- **GIVEN INSTRUCTION**
Every line must be returned precisely as it is written.

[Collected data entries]
____

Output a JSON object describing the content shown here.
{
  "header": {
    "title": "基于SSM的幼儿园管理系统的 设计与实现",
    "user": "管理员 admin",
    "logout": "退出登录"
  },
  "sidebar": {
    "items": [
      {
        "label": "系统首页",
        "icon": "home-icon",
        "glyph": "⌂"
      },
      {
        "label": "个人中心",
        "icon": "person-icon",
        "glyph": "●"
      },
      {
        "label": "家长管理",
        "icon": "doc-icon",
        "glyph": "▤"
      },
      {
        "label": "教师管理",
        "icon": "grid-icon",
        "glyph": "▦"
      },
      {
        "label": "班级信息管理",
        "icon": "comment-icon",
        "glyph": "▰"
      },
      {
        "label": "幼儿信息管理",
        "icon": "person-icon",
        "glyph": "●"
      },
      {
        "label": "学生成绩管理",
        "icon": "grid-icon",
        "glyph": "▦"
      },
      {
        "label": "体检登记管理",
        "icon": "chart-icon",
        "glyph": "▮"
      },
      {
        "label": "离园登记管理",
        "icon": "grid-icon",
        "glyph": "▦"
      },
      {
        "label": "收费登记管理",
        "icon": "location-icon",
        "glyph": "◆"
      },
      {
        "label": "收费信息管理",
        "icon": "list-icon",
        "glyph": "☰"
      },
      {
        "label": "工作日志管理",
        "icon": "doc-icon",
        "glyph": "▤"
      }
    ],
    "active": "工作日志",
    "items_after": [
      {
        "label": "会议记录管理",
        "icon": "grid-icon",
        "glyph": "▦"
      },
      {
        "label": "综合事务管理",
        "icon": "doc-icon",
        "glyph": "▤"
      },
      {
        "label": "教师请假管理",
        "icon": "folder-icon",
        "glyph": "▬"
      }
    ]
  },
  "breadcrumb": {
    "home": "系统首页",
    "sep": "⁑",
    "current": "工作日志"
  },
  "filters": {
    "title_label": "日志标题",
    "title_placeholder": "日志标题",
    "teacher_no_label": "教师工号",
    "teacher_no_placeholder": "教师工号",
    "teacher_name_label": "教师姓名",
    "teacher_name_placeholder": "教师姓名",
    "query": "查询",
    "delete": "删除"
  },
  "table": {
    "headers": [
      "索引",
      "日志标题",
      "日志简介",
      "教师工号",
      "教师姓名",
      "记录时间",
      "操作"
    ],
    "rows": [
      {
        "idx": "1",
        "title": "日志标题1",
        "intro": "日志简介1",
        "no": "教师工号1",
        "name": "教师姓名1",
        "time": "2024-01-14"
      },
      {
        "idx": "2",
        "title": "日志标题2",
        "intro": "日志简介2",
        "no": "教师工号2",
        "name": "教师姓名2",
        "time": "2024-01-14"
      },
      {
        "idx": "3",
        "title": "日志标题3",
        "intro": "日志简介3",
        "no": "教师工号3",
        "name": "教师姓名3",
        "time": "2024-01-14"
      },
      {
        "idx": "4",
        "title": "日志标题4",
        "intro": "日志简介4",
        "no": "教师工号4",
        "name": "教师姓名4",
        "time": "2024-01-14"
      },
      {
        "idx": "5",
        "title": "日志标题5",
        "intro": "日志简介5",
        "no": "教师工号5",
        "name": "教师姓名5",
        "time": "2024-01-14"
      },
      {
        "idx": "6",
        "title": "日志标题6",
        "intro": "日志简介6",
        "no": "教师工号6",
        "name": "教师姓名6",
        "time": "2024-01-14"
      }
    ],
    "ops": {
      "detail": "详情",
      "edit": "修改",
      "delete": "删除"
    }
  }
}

____

- **ANSWER TO THIS TASK**
Output a JSON object describing the content shown here.
{
  "header": {
    "title": "基于SSM的幼儿园管理系统的 设计与实现",
    "user": "管理员 admin",
    "logout": "退出登录"
  },
  "sidebar": {
    "items": [
      {
        "label": "系统首页",
        "icon": "home-icon",
        "glyph": "⌂"
      },
      {
        "label": "个人中心",
        "icon": "person-icon",
        "glyph": "●"
      },
      {
        "label": "家长管理",
        "icon": "doc-icon",
        "glyph": "▤"
      },
      {
        "label": "教师管理",
        "icon": "grid-icon",
        "glyph": "▦"
      },
      {
        "label": "班级信息管理",
        "icon": "comment-icon",
        "glyph": "▰"
      },
      {
        "label": "幼儿信息管理",
        "icon": "person-icon",
        "glyph": "●"
      },
      {
        "label": "学生成绩管理",
        "icon": "grid-icon",
        "glyph": "▦"
      },
      {
        "label": "体检登记管理",
        "icon": "chart-icon",
        "glyph": "▮"
      },
      {
        "label": "离园登记管理",
        "icon": "grid-icon",
        "glyph": "▦"
      },
      {
        "label": "收费登记管理",
        "icon": "location-icon",
        "glyph": "◆"
      },
      {
        "label": "收费信息管理",
        "icon": "list-icon",
        "glyph": "☰"
      },
      {
        "label": "工作日志管理",
        "icon": "doc-icon",
        "glyph": "▤"
      }
    ],
    "active": "工作日志",
    "items_after": [
      {
        "label": "会议记录管理",
        "icon": "grid-icon",
        "glyph": "▦"
      },
      {
        "label": "综合事务管理",
        "icon": "doc-icon",
        "glyph": "▤"
      },
      {
        "label": "教师请假管理",
        "icon": "folder-icon",
        "glyph": "▬"
      }
    ]
  },
  "breadcrumb": {
    "home": "系统首页",
    "sep": "⁑",
    "current": "工作日志"
  },
  "filters": {
    "title_label": "日志标题",
    "title_placeholder": "日志标题",
    "teacher_no_label": "教师工号",
    "teacher_no_placeholder": "教师工号",
    "teacher_name_label": "教师姓名",
    "teacher_name_placeholder": "教师姓名",
    "query": "查询",
    "delete": "删除"
  },
  "table": {
    "headers": [
      "索引",
      "日志标题",
      "日志简介",
      "教师工号",
      "教师姓名",
      "记录时间",
      "操作"
    ],
    "rows": [
      {
        "idx": "1",
        "title": "日志标题1",
        "intro": "日志简介1",
        "no": "教师工号1",
        "name": "教师姓名1",
        "time": "2024-01-14"
      },
      {
        "idx": "2",
        "title": "日志标题2",
        "intro": "日志简介2",
        "no": "教师工号2",
        "name": "教师姓名2",
        "time": "2024-01-14"
      },
      {
        "idx": "3",
        "title": "日志标题3",
        "intro": "日志简介3",
        "no": "教师工号3",
        "name": "教师姓名3",
        "time": "2024-01-14"
      },
      {
        "idx": "4",
        "title": "日志标题4",
        "intro": "日志简介4",
        "no": "教师工号4",
        "name": "教师姓名4",
        "time": "2024-01-14"
      },
      {
        "idx": "5",
        "title": "日志标题5",
        "intro": "日志简介5",
        "no": "教师工号5",
        "name": "教师姓名5",
        "time": "2024-01-14"
      },
      {
        "idx": "6",
        "title": "日志标题6",
        "intro": "日志简介6",
        "no": "教师工号6",
        "name": "教师姓名6",
        "time": "2024-01-14"
      }
    ],
    "ops": {
      "detail": "详情",
      "edit": "修改",
      "delete": "删除"
    }
  }
}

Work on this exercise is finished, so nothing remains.